## TO DO
All entries should be output exactly as they stand.

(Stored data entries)

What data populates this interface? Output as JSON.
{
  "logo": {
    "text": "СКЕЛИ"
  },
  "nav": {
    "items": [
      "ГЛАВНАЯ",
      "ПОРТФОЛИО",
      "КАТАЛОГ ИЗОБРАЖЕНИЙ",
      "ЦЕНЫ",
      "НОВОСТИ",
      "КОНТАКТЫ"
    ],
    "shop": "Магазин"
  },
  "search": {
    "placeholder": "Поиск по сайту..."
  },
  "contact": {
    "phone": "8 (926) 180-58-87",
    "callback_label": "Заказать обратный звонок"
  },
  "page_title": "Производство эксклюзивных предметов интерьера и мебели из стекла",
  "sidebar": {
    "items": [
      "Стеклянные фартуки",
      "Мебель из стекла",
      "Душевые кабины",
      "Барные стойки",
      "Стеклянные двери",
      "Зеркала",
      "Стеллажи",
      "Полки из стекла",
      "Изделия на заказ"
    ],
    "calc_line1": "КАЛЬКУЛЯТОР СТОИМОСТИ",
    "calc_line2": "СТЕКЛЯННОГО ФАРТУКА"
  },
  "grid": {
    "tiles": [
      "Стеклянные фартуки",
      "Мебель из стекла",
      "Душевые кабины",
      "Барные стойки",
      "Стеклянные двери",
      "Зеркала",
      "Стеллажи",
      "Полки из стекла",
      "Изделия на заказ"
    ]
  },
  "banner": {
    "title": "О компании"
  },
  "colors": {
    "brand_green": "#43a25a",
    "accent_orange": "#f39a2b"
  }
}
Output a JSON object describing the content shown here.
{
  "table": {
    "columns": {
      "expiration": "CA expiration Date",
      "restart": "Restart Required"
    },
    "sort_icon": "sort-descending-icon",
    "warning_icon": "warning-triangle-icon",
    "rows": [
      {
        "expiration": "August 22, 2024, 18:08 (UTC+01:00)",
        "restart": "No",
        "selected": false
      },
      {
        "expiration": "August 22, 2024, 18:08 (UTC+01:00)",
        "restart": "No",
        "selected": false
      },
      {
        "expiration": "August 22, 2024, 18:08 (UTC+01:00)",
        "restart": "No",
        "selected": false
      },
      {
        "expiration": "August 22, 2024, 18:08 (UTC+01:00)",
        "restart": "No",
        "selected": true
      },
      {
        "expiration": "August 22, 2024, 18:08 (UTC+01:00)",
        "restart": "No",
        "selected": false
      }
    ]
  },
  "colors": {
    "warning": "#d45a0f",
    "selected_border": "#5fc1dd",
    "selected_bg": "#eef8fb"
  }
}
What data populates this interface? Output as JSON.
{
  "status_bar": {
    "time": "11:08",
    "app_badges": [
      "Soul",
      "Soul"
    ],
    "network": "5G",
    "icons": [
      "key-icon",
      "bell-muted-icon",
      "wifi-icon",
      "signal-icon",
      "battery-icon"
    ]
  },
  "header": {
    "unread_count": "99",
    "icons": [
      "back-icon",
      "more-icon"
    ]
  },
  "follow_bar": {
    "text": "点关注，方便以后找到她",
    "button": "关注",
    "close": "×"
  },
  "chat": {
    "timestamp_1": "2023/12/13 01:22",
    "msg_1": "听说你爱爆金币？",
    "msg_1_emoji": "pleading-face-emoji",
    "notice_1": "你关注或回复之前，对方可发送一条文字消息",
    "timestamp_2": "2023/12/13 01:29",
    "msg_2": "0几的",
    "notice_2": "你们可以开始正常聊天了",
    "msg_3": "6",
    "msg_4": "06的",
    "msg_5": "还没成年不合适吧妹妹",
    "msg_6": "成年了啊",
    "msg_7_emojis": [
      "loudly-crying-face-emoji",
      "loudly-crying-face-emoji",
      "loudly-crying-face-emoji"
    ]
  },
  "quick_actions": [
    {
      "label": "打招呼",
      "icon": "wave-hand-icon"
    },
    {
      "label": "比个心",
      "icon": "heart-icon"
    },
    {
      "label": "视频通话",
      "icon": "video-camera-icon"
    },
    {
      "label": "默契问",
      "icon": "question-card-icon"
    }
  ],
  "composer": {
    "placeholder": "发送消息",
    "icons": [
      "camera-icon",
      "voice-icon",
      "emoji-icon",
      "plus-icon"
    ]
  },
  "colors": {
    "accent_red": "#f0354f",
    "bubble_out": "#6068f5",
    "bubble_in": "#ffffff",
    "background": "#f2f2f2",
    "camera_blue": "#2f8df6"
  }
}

## COMPLETE ANSWER
What data populates this interface? Output as JSON.
{
  "logo": {
    "text": "СКЕЛИ"
  },
  "nav": {
    "items": [
      "ГЛАВНАЯ",
      "ПОРТФОЛИО",
      "КАТАЛОГ ИЗОБРАЖЕНИЙ",
      "ЦЕНЫ",
      "НОВОСТИ",
      "КОНТАКТЫ"
    ],
    "shop": "Магазин"
  },
  "search": {
    "placeholder": "Поиск по сайту..."
  },
  "contact": {
    "phone": "8 (926) 180-58-87",
    "callback_label": "Заказать обратный звонок"
  },
  "page_title": "Производство эксклюзивных предметов интерьера и мебели из стекла",
  "sidebar": {
    "items": [
      "Стеклянные фартуки",
      "Мебель из стекла",
      "Душевые кабины",
      "Барные стойки",
      "Стеклянные двери",
      "Зеркала",
      "Стеллажи",
      "Полки из стекла",
      "Изделия на заказ"
    ],
    "calc_line1": "КАЛЬКУЛЯТОР СТОИМОСТИ",
    "calc_line2": "СТЕКЛЯННОГО ФАРТУКА"
  },
  "grid": {
    "tiles": [
      "Стеклянные фартуки",
      "Мебель из стекла",
      "Душевые кабины",
      "Барные стойки",
      "Стеклянные двери",
      "Зеркала",
      "Стеллажи",
      "Полки из стекла",
      "Изделия на заказ"
    ]
  },
  "banner": {
    "title": "О компании"
  },
  "colors": {
    "brand_green": "#43a25a",
    "accent_orange": "#f39a2b"
  }
}
Output a JSON object describing the content shown here.
{
  "table": {
    "columns": {
      "expiration": "CA expiration Date",
      "restart": "Restart Required"
    },
    "sort_icon": "sort-descending-icon",
    "warning_icon": "warning-triangle-icon",
    "rows": [
      {
        "expiration": "August 22, 2024, 18:08 (UTC+01:00)",
        "restart": "No",
        "selected": false
      },
      {
        "expiration": "August 22, 2024, 18:08 (UTC+01:00)",
        "restart": "No",
        "selected": false
      },
      {
        "expiration": "August 22, 2024, 18:08 (UTC+01:00)",
        "restart": "No",
        "selected": false
      },
      {
        "expiration": "August 22, 2024, 18:08 (UTC+01:00)",
        "restart": "No",
        "selected": true
      },
      {
        "expiration": "August 22, 2024, 18:08 (UTC+01:00)",
        "restart": "No",
        "selected": false
      }
    ]
  },
  "colors": {
    "warning": "#d45a0f",
    "selected_border": "#5fc1dd",
    "selected_bg": "#eef8fb"
  }
}
What data populates this interface? Output as JSON.
{
  "status_bar": {
    "time": "11:08",
    "app_badges": [
      "Soul",
      "Soul"
    ],
    "network": "5G",
    "icons": [
      "key-icon",
      "bell-muted-icon",
      "wifi-icon",
      "signal-icon",
      "battery-icon"
    ]
  },
  "header": {
    "unread_count": "99",
    "icons": [
      "back-icon",
      "more-icon"
    ]
  },
  "follow_bar": {
    "text": "点关注，方便以后找到她",
    "button": "关注",
    "close": "×"
  },
  "chat": {
    "timestamp_1": "2023/12/13 01:22",
    "msg_1": "听说你爱爆金币？",
    "msg_1_emoji": "pleading-face-emoji",
    "notice_1": "你关注或回复之前，对方可发送一条文字消息",
    "timestamp_2": "2023/12/13 01:29",
    "msg_2": "0几的",
    "notice_2": "你们可以开始正常聊天了",
    "msg_3": "6",
    "msg_4": "06的",
    "msg_5": "还没成年不合适吧妹妹",
    "msg_6": "成年了啊",
    "msg_7_emojis": [
      "loudly-crying-face-emoji",
      "loudly-crying-face-emoji",
      "loudly-crying-face-emoji"
    ]
  },
  "quick_actions": [
    {
      "label": "打招呼",
      "icon": "wave-hand-icon"
    },
    {
      "label": "比个心",
      "icon": "heart-icon"
    },
    {
      "label": "视频通话",
      "icon": "video-camera-icon"
    },
    {
      "label": "默契问",
      "icon": "question-card-icon"
    }
  ],
  "composer": {
    "placeholder": "发送消息",
    "icons": [
      "camera-icon",
      "voice-icon",
      "emoji-icon",
      "plus-icon"
    ]
  },
  "colors": {
    "accent_red": "#f0354f",
    "bubble_out": "#6068f5",
    "bubble_in": "#ffffff",
    "background": "#f2f2f2",
    "camera_blue": "#2f8df6"
  }
}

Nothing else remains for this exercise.